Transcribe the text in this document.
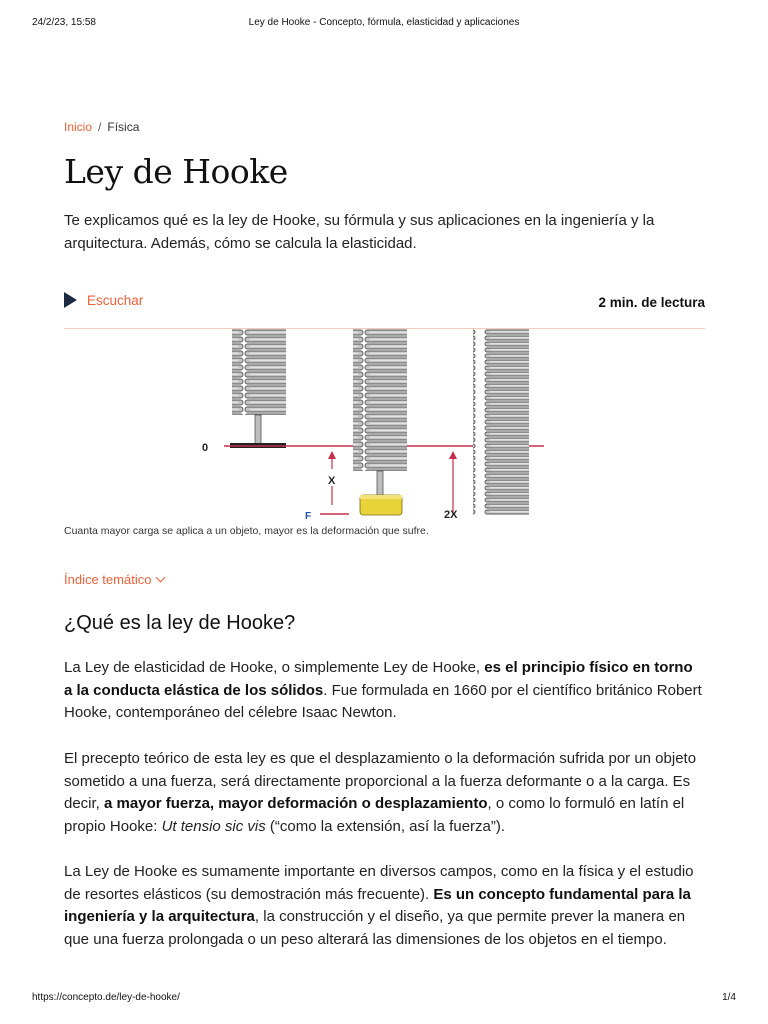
24/2/23, 15:58	Ley de Hooke - Concepto, fórmula, elasticidad y aplicaciones
Inicio / Física
Ley de Hooke

Te explicamos qué es la ley de Hooke, su fórmula y sus aplicaciones en la ingeniería y la arquitectura. Además, cómo se calcula la elasticidad.

Escuchar	2 min. de lectura
0
X
F	2X
Cuanta mayor carga se aplica a un objeto, mayor es la deformación que sufre.
Índice temático
¿Qué es la ley de Hooke?

La Ley de elasticidad de Hooke, o simplemente Ley de Hooke, es el principio físico en torno a la conducta elástica de los sólidos. Fue formulada en 1660 por el científico británico Robert Hooke, contemporáneo del célebre Isaac Newton.

El precepto teórico de esta ley es que el desplazamiento o la deformación sufrida por un objeto sometido a una fuerza, será directamente proporcional a la fuerza deformante o a la carga. Es decir, a mayor fuerza, mayor deformación o desplazamiento, o como lo formuló en latín el propio Hooke: Ut tensio sic vis (“como la extensión, así la fuerza”).

La Ley de Hooke es sumamente importante en diversos campos, como en la física y el estudio de resortes elásticos (su demostración más frecuente). Es un concepto fundamental para la ingeniería y la arquitectura, la construcción y el diseño, ya que permite prever la manera en que una fuerza prolongada o un peso alterará las dimensiones de los objetos en el tiempo.

https://concepto.de/ley-de-hooke/	1/4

REQUEST: Copy out all of the data word for word. Do not carry over any picture.

RESPONSE:
Transcribe the text in this document.
24/2/23, 15:58	Ley de Hooke - Concepto, fórmula, elasticidad y aplicaciones
Inicio / Física
Ley de Hooke

Te explicamos qué es la ley de Hooke, su fórmula y sus aplicaciones en la ingeniería y la arquitectura. Además, cómo se calcula la elasticidad.

Escuchar	2 min. de lectura
0
X
F	2X
Cuanta mayor carga se aplica a un objeto, mayor es la deformación que sufre.
Índice temático
¿Qué es la ley de Hooke?

La Ley de elasticidad de Hooke, o simplemente Ley de Hooke, es el principio físico en torno a la conducta elástica de los sólidos. Fue formulada en 1660 por el científico británico Robert Hooke, contemporáneo del célebre Isaac Newton.

El precepto teórico de esta ley es que el desplazamiento o la deformación sufrida por un objeto sometido a una fuerza, será directamente proporcional a la fuerza deformante o a la carga. Es decir, a mayor fuerza, mayor deformación o desplazamiento, o como lo formuló en latín el propio Hooke: Ut tensio sic vis (“como la extensión, así la fuerza”).

La Ley de Hooke es sumamente importante en diversos campos, como en la física y el estudio de resortes elásticos (su demostración más frecuente). Es un concepto fundamental para la ingeniería y la arquitectura, la construcción y el diseño, ya que permite prever la manera en que una fuerza prolongada o un peso alterará las dimensiones de los objetos en el tiempo.

https://concepto.de/ley-de-hooke/	1/4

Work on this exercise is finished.